Task 1:
Using the abstract on holiday hospital admissions, answer each question in one line:
(a) Which database provided the study setting?
(b) How many weekend admissions were counted?
(c) What method was used to calculate the ORs for mortality?
Task 2:
Print the portion of the abstract on holiday hospital admissions starting at "Setting Taiwan’s National" and ending at "adjustment for confounders.", copied word for word.

Objective Our study aimed to compare the mortality risk among patients admitted to internal medicine departments during official consecutive holidays (using Chinese New Year holidays as an indicator) with that of weekend and weekday admissions.

Design Nationwide population-based cohort study.

Setting Taiwan’s National Health Insurance Research Database.

Patients Patients admitted to internal medicine departments in acute care hospitals during January and February each year between 2001 and 2013 were identified. Admissions were categorised as: Chinese New Year holiday (n=10 779), weekend (n=35 870) or weekday admissions (n=143 529).

Outcome measures ORs for in-hospital mortality and 30-day mortality were calculated using multivariate logistic regression with adjustment for confounders.

Record extracts:
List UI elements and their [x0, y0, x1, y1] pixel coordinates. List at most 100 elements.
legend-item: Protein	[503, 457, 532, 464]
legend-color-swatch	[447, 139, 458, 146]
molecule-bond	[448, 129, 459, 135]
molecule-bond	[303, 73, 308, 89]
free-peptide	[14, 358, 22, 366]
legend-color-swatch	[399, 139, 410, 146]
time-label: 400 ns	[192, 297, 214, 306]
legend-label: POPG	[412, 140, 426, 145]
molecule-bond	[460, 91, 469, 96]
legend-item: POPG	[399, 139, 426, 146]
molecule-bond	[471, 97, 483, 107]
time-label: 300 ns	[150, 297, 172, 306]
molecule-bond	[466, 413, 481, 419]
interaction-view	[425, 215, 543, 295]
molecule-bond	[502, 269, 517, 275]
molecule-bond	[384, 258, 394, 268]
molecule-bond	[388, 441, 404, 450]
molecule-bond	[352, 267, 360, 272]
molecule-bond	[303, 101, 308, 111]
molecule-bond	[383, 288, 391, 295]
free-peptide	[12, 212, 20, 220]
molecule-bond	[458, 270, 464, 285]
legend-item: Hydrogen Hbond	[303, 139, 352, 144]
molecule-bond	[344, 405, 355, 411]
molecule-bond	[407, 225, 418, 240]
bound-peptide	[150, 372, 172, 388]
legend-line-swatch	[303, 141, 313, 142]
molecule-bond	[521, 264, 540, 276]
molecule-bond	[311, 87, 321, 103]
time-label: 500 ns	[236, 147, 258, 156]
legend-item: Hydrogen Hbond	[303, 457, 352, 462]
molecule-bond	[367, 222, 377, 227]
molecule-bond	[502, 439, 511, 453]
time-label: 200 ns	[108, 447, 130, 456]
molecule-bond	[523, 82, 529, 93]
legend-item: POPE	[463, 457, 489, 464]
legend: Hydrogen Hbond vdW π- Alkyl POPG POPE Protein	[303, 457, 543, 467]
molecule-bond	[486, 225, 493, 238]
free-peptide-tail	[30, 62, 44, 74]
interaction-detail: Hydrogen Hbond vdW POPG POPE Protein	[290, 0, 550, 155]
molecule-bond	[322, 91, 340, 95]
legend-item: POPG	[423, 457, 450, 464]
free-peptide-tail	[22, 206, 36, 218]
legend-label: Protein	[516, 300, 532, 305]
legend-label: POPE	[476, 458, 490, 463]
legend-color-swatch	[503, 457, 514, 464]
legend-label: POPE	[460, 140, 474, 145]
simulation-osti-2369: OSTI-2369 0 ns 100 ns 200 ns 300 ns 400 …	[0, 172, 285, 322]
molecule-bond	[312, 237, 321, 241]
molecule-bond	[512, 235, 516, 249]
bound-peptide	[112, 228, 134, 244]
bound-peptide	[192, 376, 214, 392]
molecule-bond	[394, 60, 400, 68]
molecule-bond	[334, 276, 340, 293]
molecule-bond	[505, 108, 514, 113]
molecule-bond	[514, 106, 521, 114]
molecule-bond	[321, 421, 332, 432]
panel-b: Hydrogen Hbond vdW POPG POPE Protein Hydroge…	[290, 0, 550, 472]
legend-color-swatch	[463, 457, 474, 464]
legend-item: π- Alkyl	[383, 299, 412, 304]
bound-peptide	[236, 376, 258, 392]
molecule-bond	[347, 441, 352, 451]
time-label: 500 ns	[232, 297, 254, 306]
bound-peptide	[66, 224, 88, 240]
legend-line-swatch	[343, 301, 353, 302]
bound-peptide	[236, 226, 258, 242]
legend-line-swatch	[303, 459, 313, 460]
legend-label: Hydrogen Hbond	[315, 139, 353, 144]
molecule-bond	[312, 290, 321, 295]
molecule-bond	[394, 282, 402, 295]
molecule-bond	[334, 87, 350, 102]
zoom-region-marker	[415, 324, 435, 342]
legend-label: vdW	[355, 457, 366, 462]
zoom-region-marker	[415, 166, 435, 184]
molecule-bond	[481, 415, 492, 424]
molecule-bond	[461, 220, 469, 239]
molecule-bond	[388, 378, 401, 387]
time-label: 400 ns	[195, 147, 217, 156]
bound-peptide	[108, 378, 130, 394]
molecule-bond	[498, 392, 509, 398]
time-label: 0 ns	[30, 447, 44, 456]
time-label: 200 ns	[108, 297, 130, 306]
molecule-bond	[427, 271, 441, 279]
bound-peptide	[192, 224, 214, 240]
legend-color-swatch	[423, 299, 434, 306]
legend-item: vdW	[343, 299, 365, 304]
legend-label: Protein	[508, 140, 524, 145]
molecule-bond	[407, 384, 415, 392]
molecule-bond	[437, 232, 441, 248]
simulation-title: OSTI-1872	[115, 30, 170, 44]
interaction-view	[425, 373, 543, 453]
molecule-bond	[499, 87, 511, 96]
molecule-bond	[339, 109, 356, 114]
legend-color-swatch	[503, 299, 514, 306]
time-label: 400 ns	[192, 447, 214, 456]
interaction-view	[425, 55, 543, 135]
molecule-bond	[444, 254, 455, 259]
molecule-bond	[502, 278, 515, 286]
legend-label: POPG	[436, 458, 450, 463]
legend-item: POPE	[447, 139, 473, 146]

Answer box 1:
(a) Taiwan’s National Health Insurance Research Database
(b) 35 870
(c) Multivariate logistic regression with adjustment for confounders

Answer box 2:
Setting Taiwan’s National Health Insurance Research Database.

Patients Patients admitted to internal medicine departments in acute care hospitals during January and February each year between 2001 and 2013 were identified. Admissions were categorised as: Chinese New Year holiday (n=10 779), weekend (n=35 870) or weekday admissions (n=143 529).

Outcome measures ORs for in-hospital mortality and 30-day mortality were calculated using multivariate logistic regression with adjustment for confounders.